Items from a figure collection:
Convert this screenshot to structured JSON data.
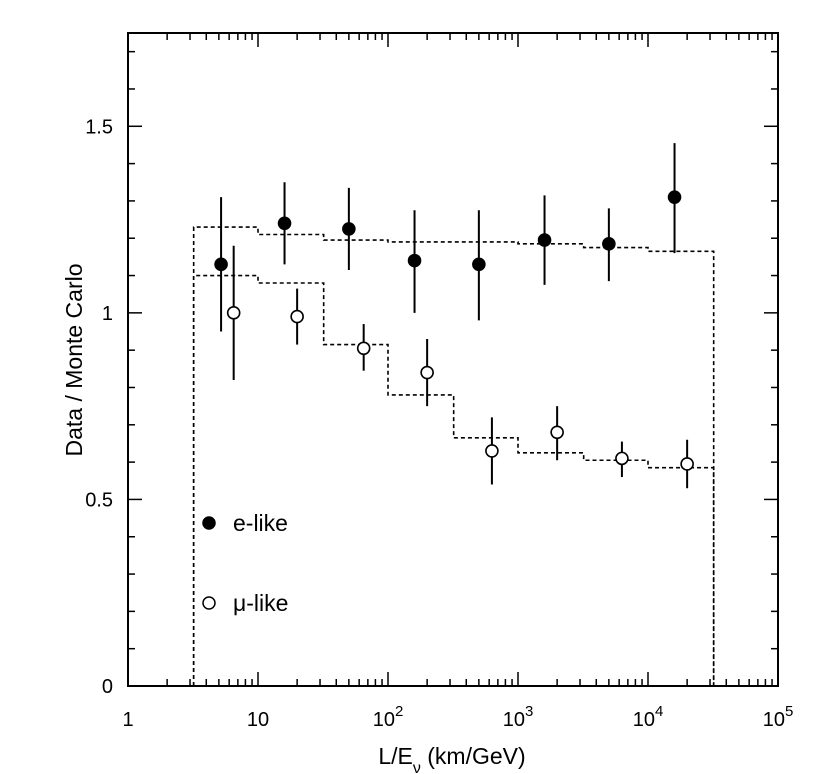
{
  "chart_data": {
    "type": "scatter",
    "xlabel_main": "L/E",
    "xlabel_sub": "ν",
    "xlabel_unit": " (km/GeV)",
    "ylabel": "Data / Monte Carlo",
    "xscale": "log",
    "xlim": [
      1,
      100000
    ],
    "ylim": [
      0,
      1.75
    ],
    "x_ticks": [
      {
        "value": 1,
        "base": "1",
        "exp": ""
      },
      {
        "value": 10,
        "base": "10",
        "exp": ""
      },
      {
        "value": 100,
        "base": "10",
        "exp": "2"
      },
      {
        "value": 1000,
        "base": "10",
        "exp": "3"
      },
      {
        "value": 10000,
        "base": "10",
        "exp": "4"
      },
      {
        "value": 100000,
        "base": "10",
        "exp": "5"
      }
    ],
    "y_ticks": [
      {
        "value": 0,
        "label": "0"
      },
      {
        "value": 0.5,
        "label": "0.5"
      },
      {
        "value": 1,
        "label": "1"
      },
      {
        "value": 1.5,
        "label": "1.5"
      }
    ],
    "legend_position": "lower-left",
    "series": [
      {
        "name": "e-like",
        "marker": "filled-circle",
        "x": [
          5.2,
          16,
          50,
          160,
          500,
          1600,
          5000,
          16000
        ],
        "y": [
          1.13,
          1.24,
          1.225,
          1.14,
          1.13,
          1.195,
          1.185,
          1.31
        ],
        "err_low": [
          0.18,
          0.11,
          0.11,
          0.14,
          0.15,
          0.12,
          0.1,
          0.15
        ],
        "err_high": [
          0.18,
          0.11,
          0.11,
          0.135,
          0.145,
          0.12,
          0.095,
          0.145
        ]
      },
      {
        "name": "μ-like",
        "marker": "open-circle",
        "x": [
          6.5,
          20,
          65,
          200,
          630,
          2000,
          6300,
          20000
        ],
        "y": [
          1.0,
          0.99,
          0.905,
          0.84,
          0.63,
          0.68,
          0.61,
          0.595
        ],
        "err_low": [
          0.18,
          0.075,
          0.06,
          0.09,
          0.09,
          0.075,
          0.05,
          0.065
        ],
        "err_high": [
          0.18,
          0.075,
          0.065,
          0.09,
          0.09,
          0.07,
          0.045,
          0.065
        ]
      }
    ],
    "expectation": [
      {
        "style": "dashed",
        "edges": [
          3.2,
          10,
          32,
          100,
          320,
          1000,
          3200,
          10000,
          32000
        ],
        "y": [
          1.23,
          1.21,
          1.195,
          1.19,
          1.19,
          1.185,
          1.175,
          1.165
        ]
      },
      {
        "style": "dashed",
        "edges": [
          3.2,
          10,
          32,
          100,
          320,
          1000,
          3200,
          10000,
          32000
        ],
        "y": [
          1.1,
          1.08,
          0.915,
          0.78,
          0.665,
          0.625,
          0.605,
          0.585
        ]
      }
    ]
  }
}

Exercise details
Restate each entry word for word, please, but drop any images it holds.

Finished exercise
Convert this screenshot to structured JSON data.
{
  "chart_data": {
    "type": "scatter",
    "xlabel_main": "L/E",
    "xlabel_sub": "ν",
    "xlabel_unit": " (km/GeV)",
    "ylabel": "Data / Monte Carlo",
    "xscale": "log",
    "xlim": [
      1,
      100000
    ],
    "ylim": [
      0,
      1.75
    ],
    "x_ticks": [
      {
        "value": 1,
        "base": "1",
        "exp": ""
      },
      {
        "value": 10,
        "base": "10",
        "exp": ""
      },
      {
        "value": 100,
        "base": "10",
        "exp": "2"
      },
      {
        "value": 1000,
        "base": "10",
        "exp": "3"
      },
      {
        "value": 10000,
        "base": "10",
        "exp": "4"
      },
      {
        "value": 100000,
        "base": "10",
        "exp": "5"
      }
    ],
    "y_ticks": [
      {
        "value": 0,
        "label": "0"
      },
      {
        "value": 0.5,
        "label": "0.5"
      },
      {
        "value": 1,
        "label": "1"
      },
      {
        "value": 1.5,
        "label": "1.5"
      }
    ],
    "legend_position": "lower-left",
    "series": [
      {
        "name": "e-like",
        "marker": "filled-circle",
        "x": [
          5.2,
          16,
          50,
          160,
          500,
          1600,
          5000,
          16000
        ],
        "y": [
          1.13,
          1.24,
          1.225,
          1.14,
          1.13,
          1.195,
          1.185,
          1.31
        ],
        "err_low": [
          0.18,
          0.11,
          0.11,
          0.14,
          0.15,
          0.12,
          0.1,
          0.15
        ],
        "err_high": [
          0.18,
          0.11,
          0.11,
          0.135,
          0.145,
          0.12,
          0.095,
          0.145
        ]
      },
      {
        "name": "μ-like",
        "marker": "open-circle",
        "x": [
          6.5,
          20,
          65,
          200,
          630,
          2000,
          6300,
          20000
        ],
        "y": [
          1.0,
          0.99,
          0.905,
          0.84,
          0.63,
          0.68,
          0.61,
          0.595
        ],
        "err_low": [
          0.18,
          0.075,
          0.06,
          0.09,
          0.09,
          0.075,
          0.05,
          0.065
        ],
        "err_high": [
          0.18,
          0.075,
          0.065,
          0.09,
          0.09,
          0.07,
          0.045,
          0.065
        ]
      }
    ],
    "expectation": [
      {
        "style": "dashed",
        "edges": [
          3.2,
          10,
          32,
          100,
          320,
          1000,
          3200,
          10000,
          32000
        ],
        "y": [
          1.23,
          1.21,
          1.195,
          1.19,
          1.19,
          1.185,
          1.175,
          1.165
        ]
      },
      {
        "style": "dashed",
        "edges": [
          3.2,
          10,
          32,
          100,
          320,
          1000,
          3200,
          10000,
          32000
        ],
        "y": [
          1.1,
          1.08,
          0.915,
          0.78,
          0.665,
          0.625,
          0.605,
          0.585
        ]
      }
    ]
  }
}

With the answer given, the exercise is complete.